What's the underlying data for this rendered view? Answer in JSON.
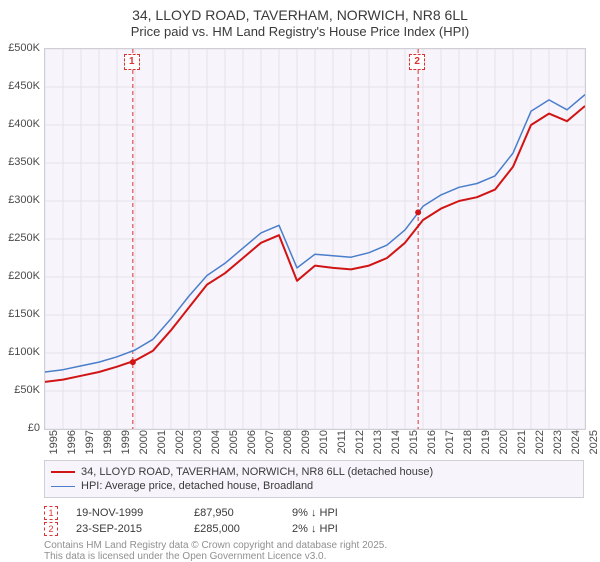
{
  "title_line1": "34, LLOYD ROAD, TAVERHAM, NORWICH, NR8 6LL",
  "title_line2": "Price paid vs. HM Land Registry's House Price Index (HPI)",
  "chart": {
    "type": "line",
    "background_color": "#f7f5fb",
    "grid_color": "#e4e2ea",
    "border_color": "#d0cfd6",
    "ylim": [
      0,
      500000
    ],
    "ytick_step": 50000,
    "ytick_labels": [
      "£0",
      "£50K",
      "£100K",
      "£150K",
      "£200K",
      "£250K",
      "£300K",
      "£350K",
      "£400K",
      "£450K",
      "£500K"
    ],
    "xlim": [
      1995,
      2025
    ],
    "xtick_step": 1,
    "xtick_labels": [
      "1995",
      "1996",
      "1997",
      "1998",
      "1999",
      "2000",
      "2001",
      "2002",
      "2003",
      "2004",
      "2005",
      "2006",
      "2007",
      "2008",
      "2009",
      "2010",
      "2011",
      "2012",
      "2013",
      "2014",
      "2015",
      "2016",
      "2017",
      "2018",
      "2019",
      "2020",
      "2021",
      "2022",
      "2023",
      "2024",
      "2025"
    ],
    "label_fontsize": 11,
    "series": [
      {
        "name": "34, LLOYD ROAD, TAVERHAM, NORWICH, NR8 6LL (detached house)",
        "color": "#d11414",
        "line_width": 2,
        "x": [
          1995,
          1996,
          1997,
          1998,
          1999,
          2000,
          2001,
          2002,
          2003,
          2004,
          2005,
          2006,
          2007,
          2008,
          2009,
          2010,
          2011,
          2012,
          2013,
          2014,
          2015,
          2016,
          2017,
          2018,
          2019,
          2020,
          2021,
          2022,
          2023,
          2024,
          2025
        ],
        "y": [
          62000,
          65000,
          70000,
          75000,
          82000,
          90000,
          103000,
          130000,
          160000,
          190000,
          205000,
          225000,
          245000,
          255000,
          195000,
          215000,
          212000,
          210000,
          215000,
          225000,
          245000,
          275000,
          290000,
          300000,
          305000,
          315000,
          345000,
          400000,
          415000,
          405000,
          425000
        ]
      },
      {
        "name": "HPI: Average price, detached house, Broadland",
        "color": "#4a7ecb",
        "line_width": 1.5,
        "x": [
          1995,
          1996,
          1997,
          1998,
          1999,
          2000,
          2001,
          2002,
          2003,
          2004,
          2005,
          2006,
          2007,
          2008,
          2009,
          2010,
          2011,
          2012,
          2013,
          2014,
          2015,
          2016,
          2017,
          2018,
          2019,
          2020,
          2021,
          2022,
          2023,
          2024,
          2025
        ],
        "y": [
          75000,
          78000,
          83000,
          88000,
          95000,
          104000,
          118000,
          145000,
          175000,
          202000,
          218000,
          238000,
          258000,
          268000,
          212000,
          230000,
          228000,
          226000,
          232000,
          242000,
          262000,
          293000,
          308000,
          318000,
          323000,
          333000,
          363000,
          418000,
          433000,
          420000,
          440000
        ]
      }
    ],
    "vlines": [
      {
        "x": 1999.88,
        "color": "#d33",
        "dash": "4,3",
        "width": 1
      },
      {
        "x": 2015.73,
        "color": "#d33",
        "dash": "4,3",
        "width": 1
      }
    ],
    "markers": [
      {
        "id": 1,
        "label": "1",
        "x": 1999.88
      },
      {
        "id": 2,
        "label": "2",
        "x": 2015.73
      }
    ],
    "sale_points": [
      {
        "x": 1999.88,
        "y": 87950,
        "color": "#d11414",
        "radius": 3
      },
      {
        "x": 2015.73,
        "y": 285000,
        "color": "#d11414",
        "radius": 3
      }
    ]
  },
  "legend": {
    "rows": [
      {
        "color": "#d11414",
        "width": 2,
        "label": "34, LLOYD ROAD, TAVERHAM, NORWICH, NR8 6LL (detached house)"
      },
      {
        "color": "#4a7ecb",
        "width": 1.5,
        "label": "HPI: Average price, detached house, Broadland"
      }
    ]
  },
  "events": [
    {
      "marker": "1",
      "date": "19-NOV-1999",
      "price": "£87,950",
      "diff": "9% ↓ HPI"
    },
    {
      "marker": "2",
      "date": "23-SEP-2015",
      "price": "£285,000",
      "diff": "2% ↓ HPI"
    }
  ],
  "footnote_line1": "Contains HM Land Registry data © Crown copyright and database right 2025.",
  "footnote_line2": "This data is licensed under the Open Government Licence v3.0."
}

+ + + + +

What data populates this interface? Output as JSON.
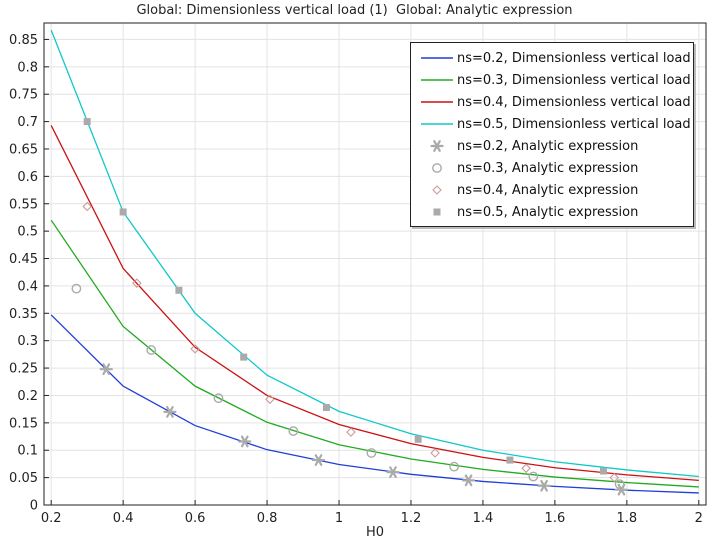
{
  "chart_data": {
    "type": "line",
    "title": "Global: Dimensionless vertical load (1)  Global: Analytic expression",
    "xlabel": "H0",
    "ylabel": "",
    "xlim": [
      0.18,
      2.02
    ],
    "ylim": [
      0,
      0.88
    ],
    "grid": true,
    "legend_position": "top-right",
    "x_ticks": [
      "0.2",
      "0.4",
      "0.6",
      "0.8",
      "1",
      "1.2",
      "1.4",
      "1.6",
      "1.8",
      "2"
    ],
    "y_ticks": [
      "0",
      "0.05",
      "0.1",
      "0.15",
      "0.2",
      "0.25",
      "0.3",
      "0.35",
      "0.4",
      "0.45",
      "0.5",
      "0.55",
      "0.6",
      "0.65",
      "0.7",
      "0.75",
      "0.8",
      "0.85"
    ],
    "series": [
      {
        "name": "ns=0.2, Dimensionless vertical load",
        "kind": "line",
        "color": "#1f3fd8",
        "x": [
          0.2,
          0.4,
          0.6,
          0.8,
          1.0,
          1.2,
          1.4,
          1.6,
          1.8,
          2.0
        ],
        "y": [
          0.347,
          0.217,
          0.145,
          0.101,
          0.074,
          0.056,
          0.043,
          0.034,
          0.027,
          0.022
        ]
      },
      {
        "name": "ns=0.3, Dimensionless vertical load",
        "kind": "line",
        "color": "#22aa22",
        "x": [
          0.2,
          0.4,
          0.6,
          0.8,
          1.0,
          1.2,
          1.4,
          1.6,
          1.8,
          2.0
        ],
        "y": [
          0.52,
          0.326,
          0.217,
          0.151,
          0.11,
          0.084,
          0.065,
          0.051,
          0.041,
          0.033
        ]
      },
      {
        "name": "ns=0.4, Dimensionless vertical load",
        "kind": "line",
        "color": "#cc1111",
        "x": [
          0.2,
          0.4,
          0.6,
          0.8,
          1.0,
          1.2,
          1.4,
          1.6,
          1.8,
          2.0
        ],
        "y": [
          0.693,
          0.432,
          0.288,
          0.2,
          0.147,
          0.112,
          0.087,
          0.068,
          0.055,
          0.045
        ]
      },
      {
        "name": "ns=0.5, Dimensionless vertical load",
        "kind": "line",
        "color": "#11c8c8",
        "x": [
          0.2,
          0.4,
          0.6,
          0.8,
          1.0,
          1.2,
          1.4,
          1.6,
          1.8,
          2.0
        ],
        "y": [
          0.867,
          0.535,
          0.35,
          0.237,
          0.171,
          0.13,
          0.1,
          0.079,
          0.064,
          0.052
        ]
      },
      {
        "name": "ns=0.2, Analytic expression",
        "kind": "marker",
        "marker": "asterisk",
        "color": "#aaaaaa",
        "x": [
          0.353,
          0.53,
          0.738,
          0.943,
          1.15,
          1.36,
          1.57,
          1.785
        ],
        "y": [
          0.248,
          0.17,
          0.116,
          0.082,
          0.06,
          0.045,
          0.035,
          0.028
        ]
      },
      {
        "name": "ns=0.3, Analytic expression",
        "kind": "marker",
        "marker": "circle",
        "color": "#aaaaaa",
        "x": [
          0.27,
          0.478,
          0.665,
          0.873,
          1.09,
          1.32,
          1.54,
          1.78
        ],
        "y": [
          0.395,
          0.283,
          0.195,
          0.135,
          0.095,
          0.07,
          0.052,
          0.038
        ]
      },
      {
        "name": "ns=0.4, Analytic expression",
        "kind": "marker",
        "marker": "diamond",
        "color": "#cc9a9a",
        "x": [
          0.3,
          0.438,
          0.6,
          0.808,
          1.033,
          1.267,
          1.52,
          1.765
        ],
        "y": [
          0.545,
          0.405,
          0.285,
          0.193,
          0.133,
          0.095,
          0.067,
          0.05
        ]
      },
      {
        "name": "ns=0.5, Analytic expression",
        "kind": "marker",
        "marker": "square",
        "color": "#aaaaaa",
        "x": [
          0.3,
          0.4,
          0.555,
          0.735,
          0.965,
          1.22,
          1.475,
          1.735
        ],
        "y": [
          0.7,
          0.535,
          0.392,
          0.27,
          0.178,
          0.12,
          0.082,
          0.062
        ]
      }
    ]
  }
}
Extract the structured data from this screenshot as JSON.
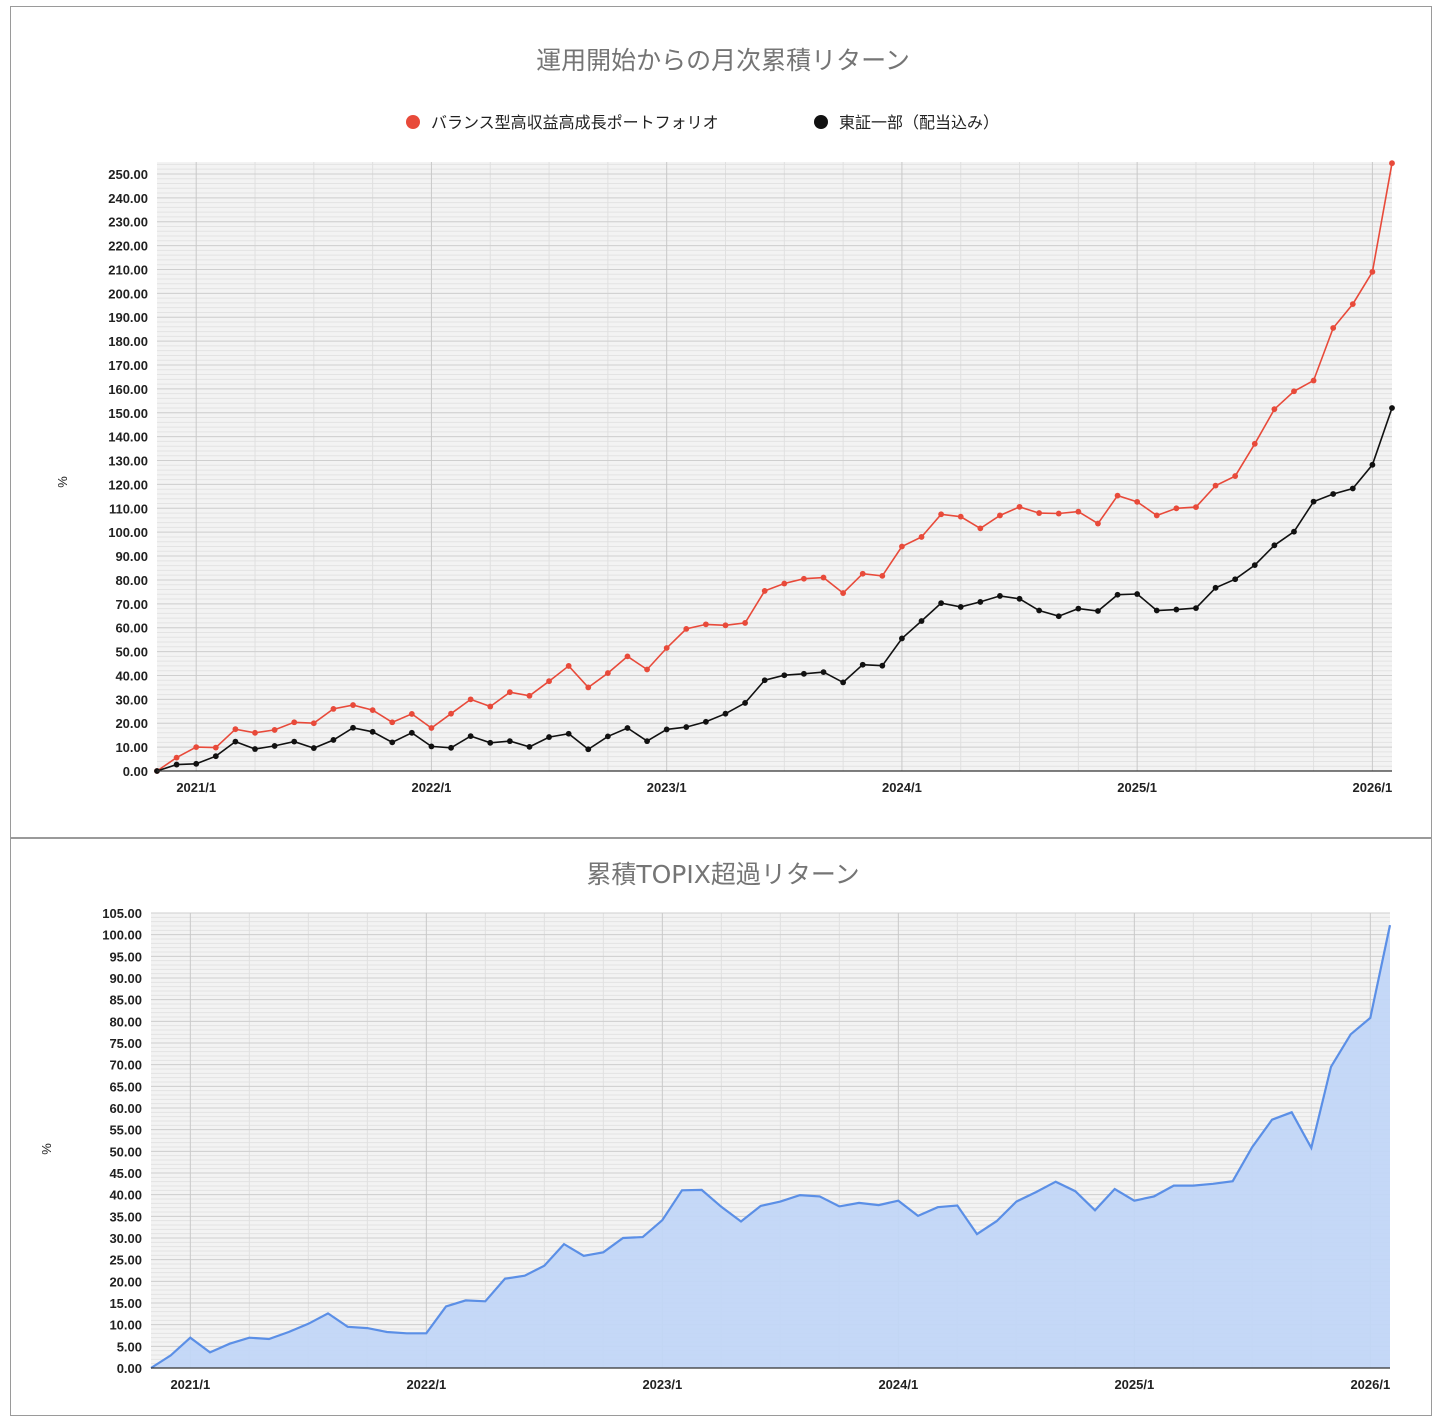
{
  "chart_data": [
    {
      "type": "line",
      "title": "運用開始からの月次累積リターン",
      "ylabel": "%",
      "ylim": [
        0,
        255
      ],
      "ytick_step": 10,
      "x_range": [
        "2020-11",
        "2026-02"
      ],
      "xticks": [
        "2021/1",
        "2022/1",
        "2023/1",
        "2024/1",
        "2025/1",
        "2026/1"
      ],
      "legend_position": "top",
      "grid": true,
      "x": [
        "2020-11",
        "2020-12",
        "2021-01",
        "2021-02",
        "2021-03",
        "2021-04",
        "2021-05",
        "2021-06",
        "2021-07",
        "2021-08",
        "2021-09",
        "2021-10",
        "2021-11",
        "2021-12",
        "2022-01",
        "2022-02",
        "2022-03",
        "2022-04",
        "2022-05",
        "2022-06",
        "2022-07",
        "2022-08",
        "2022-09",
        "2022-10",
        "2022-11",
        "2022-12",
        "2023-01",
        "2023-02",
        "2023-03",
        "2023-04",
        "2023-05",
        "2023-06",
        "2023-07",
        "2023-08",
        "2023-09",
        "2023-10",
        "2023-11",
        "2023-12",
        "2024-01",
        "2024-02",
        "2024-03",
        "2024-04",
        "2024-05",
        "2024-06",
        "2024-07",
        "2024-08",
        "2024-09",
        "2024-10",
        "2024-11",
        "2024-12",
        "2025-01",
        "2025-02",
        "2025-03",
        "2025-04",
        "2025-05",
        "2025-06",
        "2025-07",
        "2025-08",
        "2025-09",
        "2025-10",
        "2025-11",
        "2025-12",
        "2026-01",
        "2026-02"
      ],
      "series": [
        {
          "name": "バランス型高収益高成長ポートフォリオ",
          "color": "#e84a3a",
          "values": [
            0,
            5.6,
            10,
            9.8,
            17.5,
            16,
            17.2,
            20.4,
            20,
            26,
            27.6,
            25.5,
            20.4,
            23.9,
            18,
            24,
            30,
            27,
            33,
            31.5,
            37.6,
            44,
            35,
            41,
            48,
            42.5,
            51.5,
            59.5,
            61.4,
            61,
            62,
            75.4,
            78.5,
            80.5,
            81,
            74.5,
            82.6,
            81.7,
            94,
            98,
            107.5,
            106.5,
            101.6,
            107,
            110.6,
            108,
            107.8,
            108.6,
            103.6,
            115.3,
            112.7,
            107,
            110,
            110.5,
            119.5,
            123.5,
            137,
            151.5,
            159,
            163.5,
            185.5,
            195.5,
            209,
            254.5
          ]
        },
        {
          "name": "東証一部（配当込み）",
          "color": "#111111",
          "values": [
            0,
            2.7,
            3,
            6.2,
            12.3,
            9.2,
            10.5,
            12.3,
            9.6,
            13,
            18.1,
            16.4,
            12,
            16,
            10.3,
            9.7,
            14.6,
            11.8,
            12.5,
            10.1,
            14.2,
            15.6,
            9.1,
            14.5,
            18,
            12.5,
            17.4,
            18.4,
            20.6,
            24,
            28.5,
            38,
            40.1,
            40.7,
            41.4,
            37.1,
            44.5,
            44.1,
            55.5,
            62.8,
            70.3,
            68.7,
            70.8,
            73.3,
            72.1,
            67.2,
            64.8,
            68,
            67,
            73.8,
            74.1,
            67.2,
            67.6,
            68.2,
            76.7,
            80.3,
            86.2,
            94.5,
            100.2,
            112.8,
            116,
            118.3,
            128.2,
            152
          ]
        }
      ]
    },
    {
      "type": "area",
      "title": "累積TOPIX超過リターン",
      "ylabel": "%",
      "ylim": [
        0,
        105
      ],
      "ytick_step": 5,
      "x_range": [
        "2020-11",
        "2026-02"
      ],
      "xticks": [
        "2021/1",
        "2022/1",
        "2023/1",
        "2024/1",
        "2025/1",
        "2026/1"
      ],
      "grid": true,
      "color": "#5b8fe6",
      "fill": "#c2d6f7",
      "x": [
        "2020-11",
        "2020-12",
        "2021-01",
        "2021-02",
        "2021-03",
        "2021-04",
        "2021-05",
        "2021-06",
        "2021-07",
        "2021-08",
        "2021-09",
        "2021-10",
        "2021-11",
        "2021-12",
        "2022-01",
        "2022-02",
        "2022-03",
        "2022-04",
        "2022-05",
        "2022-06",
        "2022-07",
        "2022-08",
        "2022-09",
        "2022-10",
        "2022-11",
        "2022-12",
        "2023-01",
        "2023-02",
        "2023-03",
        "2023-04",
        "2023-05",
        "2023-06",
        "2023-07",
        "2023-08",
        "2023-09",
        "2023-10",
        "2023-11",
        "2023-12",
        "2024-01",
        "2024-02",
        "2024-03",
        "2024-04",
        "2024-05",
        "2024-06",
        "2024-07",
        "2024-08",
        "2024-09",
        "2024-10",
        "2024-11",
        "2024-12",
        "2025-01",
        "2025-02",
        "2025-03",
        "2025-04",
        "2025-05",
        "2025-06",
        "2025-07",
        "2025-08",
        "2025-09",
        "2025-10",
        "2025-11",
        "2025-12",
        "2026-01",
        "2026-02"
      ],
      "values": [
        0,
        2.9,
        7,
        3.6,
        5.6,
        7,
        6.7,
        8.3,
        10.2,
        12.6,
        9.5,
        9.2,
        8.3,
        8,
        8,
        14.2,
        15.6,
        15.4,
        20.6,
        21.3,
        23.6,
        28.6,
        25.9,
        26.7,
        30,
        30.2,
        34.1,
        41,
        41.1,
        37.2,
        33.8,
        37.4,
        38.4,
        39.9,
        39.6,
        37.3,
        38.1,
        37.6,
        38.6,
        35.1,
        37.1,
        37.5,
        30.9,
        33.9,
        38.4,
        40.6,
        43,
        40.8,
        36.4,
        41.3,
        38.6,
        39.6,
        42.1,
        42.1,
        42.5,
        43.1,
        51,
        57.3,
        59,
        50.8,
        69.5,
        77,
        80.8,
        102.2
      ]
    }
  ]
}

+ + + + +

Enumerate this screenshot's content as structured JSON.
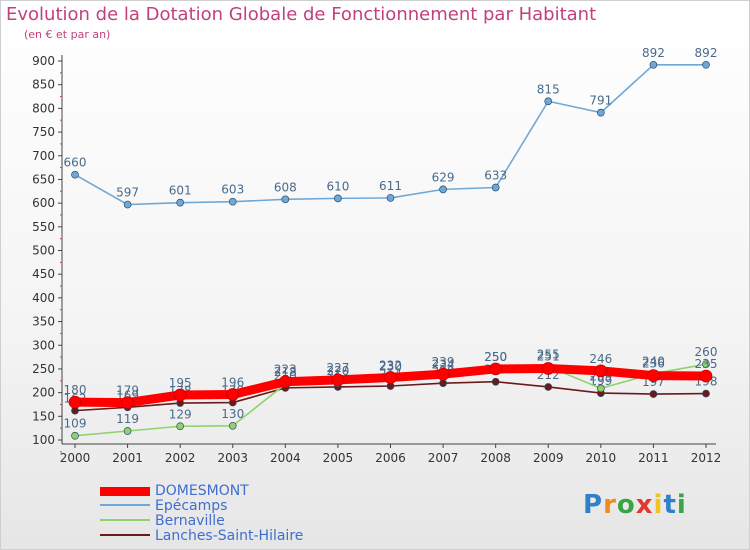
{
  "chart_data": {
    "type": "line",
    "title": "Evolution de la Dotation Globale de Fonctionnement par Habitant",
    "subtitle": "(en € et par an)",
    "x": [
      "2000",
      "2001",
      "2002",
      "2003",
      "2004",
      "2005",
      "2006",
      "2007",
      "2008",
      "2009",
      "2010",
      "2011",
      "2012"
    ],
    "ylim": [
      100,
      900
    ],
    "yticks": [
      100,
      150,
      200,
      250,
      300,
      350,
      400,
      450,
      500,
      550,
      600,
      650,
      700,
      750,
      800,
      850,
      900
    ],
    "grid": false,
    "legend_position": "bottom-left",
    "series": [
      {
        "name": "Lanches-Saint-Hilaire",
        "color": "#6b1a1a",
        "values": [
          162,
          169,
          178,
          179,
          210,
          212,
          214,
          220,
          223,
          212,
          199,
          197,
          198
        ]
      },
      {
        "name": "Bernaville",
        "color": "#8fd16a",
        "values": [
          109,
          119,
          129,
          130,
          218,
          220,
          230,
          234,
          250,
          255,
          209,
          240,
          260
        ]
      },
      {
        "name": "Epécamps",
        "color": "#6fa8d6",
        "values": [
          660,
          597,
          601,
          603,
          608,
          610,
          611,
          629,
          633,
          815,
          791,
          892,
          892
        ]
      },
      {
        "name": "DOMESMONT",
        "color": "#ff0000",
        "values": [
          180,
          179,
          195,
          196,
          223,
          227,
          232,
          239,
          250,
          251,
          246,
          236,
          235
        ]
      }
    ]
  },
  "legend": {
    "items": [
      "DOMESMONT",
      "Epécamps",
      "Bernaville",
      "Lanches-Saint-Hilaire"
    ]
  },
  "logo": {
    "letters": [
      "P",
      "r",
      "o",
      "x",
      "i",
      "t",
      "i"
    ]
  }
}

+ + + + +

• [Set problem]: Copy each line of the listing that holds the word "LLOYD".

• [Exercise answer]:
  "title_line1": "34, LLOYD ROAD, TAVERHAM, NORWICH, NR8 6LL",
        "name": "34, LLOYD ROAD, TAVERHAM, NORWICH, NR8 6LL (detached house)",
        "label": "34, LLOYD ROAD, TAVERHAM, NORWICH, NR8 6LL (detached house)"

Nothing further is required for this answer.